* [What you need to do] Copy out the lines of the entries below verbatim, starting at the line that contains "chevron-right-icon (749, 346, 758, 364)" and ending at the line that contains "card-clipboard[interactable]: Clipboard Cut", with both of those lines included.

* [Exercise materials]
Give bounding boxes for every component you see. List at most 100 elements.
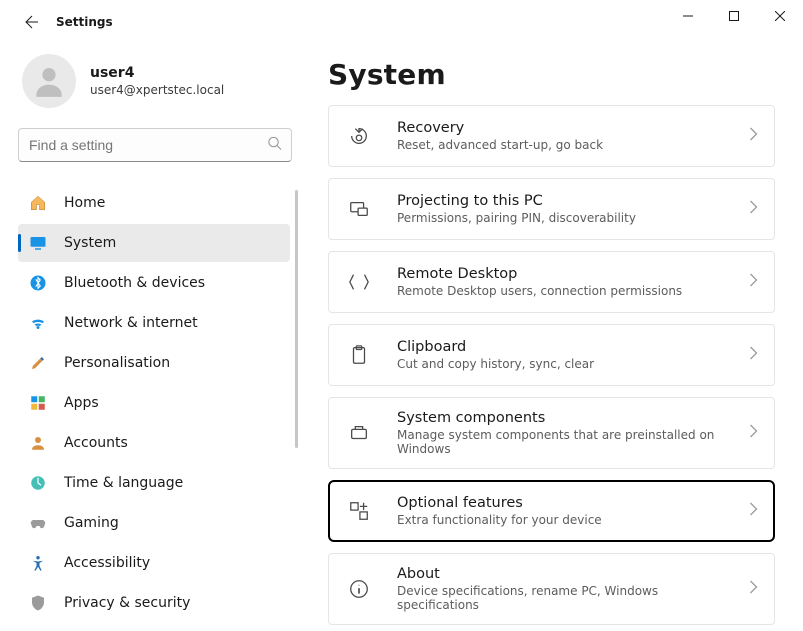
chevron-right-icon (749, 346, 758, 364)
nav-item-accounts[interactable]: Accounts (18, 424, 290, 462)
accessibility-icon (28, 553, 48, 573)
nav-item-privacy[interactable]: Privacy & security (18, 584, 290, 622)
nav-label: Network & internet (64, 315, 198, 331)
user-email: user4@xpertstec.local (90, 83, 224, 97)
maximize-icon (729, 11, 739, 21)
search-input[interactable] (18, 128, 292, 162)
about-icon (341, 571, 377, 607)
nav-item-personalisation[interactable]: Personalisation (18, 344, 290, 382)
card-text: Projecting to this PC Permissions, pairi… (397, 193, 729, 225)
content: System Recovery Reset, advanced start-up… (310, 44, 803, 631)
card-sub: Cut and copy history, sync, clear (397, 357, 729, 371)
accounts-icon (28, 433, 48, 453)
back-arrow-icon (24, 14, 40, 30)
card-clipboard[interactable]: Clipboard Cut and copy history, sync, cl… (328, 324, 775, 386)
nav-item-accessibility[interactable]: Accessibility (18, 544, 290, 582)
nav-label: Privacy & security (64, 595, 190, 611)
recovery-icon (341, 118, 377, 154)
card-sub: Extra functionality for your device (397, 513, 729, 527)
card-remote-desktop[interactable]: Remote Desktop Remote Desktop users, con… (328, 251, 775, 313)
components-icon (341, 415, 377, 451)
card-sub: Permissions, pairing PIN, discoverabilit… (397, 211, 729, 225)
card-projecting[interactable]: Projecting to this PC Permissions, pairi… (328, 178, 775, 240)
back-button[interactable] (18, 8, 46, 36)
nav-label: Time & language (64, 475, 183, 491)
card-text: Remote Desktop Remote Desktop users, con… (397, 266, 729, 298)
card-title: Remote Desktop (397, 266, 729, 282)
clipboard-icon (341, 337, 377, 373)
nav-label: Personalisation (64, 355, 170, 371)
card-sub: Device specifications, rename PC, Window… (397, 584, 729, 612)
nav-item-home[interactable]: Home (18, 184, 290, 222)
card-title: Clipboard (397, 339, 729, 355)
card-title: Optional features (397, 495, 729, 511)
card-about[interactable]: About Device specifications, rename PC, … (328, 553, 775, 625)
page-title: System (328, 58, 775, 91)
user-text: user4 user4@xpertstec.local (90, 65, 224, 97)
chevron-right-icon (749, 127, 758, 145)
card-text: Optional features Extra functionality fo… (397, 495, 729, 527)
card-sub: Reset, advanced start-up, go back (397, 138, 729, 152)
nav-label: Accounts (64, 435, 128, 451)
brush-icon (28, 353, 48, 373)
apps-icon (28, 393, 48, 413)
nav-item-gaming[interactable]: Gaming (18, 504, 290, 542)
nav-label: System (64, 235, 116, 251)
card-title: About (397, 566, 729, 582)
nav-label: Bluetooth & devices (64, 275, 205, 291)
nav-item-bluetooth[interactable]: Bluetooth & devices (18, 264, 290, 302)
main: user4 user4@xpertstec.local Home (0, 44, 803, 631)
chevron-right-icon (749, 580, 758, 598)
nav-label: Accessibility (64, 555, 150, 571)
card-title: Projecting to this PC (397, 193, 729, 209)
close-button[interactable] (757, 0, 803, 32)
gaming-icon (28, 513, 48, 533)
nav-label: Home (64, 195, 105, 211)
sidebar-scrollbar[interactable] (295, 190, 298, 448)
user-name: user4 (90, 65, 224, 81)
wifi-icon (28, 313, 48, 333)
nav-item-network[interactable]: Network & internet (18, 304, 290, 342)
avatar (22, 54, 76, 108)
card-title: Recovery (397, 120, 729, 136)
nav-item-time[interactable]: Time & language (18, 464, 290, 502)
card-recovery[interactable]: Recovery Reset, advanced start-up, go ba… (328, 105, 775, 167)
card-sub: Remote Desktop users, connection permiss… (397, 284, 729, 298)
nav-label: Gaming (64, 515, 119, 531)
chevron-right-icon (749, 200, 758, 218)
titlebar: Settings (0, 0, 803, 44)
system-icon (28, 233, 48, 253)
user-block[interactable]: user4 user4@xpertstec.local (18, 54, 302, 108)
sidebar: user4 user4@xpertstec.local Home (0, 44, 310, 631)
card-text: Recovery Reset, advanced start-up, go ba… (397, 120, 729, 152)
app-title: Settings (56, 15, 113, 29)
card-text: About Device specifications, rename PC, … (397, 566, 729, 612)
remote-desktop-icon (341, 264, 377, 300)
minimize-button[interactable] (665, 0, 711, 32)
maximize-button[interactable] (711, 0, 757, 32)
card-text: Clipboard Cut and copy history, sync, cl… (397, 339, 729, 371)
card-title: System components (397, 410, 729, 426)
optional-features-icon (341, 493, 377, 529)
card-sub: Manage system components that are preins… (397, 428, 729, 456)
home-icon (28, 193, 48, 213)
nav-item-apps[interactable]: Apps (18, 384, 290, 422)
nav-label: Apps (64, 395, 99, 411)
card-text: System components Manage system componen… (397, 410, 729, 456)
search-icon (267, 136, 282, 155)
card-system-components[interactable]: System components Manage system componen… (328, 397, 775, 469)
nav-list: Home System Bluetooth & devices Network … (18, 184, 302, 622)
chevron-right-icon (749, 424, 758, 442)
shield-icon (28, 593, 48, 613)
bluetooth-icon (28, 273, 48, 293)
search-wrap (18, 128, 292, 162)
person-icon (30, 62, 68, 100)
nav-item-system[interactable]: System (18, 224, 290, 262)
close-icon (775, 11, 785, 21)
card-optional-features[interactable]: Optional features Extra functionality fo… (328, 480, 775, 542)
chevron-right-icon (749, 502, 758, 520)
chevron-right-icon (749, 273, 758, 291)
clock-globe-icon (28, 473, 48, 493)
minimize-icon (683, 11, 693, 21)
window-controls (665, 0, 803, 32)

* [Complete answer]
chevron-right-icon (749, 346, 758, 364)
nav-item-accounts[interactable]: Accounts (18, 424, 290, 462)
accessibility-icon (28, 553, 48, 573)
nav-item-privacy[interactable]: Privacy & security (18, 584, 290, 622)
nav-label: Network & internet (64, 315, 198, 331)
user-email: user4@xpertstec.local (90, 83, 224, 97)
maximize-icon (729, 11, 739, 21)
search-input[interactable] (18, 128, 292, 162)
about-icon (341, 571, 377, 607)
nav-item-personalisation[interactable]: Personalisation (18, 344, 290, 382)
card-text: Projecting to this PC Permissions, pairi… (397, 193, 729, 225)
content: System Recovery Reset, advanced start-up… (310, 44, 803, 631)
card-sub: Cut and copy history, sync, clear (397, 357, 729, 371)
accounts-icon (28, 433, 48, 453)
back-arrow-icon (24, 14, 40, 30)
card-clipboard[interactable]: Clipboard Cut and copy history, sync, cl… (328, 324, 775, 386)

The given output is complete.